* Requirements:
Here are some records; return them all exactly.

[Data items]
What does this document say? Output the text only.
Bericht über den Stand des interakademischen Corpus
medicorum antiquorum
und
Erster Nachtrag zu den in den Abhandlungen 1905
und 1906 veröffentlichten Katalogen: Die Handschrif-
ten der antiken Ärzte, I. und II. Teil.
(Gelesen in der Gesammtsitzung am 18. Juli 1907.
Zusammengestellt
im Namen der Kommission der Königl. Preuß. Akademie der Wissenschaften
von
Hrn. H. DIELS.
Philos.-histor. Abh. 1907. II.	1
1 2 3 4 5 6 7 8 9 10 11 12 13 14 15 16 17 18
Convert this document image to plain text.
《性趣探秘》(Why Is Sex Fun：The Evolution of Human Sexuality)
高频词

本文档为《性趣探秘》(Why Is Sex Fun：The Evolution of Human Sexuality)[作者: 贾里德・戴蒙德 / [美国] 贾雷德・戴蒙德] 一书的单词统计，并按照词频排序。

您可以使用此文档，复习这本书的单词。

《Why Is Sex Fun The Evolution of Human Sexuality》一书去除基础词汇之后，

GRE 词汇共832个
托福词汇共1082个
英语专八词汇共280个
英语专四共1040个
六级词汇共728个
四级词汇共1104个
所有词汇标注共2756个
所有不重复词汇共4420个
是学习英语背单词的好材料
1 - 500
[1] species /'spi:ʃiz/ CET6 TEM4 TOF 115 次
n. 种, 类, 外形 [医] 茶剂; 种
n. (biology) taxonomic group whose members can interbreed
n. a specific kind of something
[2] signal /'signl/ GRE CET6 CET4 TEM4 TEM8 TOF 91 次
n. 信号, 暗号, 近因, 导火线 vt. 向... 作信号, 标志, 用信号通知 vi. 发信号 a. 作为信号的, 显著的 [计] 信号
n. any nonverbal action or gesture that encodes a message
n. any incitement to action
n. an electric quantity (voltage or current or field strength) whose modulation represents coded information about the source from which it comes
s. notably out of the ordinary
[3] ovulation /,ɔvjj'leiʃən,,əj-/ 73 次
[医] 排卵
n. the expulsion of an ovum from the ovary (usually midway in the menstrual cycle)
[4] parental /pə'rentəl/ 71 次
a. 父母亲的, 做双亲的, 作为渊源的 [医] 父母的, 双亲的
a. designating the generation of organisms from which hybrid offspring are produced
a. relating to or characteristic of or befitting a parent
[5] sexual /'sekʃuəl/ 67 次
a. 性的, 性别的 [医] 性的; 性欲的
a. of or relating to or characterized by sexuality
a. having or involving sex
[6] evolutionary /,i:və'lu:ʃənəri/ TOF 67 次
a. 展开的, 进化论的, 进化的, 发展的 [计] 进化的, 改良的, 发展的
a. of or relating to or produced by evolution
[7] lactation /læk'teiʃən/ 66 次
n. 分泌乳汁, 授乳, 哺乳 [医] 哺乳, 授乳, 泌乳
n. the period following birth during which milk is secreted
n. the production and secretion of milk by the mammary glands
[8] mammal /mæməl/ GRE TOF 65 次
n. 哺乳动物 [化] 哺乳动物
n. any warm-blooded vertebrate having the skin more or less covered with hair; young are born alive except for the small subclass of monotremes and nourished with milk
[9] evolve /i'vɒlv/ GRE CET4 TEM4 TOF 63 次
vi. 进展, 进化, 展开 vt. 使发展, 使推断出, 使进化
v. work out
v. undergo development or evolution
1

* Answer for the task:
What does this document say? Output the text only.
Bericht über den Stand des interakademischen Corpus
medicorum antiquorum
und
Erster Nachtrag zu den in den Abhandlungen 1905
und 1906 veröffentlichten Katalogen: Die Handschrif-
ten der antiken Ärzte, I. und II. Teil.
(Gelesen in der Gesammtsitzung am 18. Juli 1907.
Zusammengestellt
im Namen der Kommission der Königl. Preuß. Akademie der Wissenschaften
von
Hrn. H. DIELS.
Philos.-histor. Abh. 1907. II.	1
1 2 3 4 5 6 7 8 9 10 11 12 13 14 15 16 17 18
Convert this document image to plain text.
《性趣探秘》(Why Is Sex Fun：The Evolution of Human Sexuality)
高频词

本文档为《性趣探秘》(Why Is Sex Fun：The Evolution of Human Sexuality)[作者: 贾里德・戴蒙德 / [美国] 贾雷德・戴蒙德] 一书的单词统计，并按照词频排序。

您可以使用此文档，复习这本书的单词。

《Why Is Sex Fun The Evolution of Human Sexuality》一书去除基础词汇之后，

GRE 词汇共832个
托福词汇共1082个
英语专八词汇共280个
英语专四共1040个
六级词汇共728个
四级词汇共1104个
所有词汇标注共2756个
所有不重复词汇共4420个
是学习英语背单词的好材料
1 - 500
[1] species /'spi:ʃiz/ CET6 TEM4 TOF 115 次
n. 种, 类, 外形 [医] 茶剂; 种
n. (biology) taxonomic group whose members can interbreed
n. a specific kind of something
[2] signal /'signl/ GRE CET6 CET4 TEM4 TEM8 TOF 91 次
n. 信号, 暗号, 近因, 导火线 vt. 向... 作信号, 标志, 用信号通知 vi. 发信号 a. 作为信号的, 显著的 [计] 信号
n. any nonverbal action or gesture that encodes a message
n. any incitement to action
n. an electric quantity (voltage or current or field strength) whose modulation represents coded information about the source from which it comes
s. notably out of the ordinary
[3] ovulation /,ɔvjj'leiʃən,,əj-/ 73 次
[医] 排卵
n. the expulsion of an ovum from the ovary (usually midway in the menstrual cycle)
[4] parental /pə'rentəl/ 71 次
a. 父母亲的, 做双亲的, 作为渊源的 [医] 父母的, 双亲的
a. designating the generation of organisms from which hybrid offspring are produced
a. relating to or characteristic of or befitting a parent
[5] sexual /'sekʃuəl/ 67 次
a. 性的, 性别的 [医] 性的; 性欲的
a. of or relating to or characterized by sexuality
a. having or involving sex
[6] evolutionary /,i:və'lu:ʃənəri/ TOF 67 次
a. 展开的, 进化论的, 进化的, 发展的 [计] 进化的, 改良的, 发展的
a. of or relating to or produced by evolution
[7] lactation /læk'teiʃən/ 66 次
n. 分泌乳汁, 授乳, 哺乳 [医] 哺乳, 授乳, 泌乳
n. the period following birth during which milk is secreted
n. the production and secretion of milk by the mammary glands
[8] mammal /mæməl/ GRE TOF 65 次
n. 哺乳动物 [化] 哺乳动物
n. any warm-blooded vertebrate having the skin more or less covered with hair; young are born alive except for the small subclass of monotremes and nourished with milk
[9] evolve /i'vɒlv/ GRE CET4 TEM4 TOF 63 次
vi. 进展, 进化, 展开 vt. 使发展, 使推断出, 使进化
v. work out
v. undergo development or evolution
1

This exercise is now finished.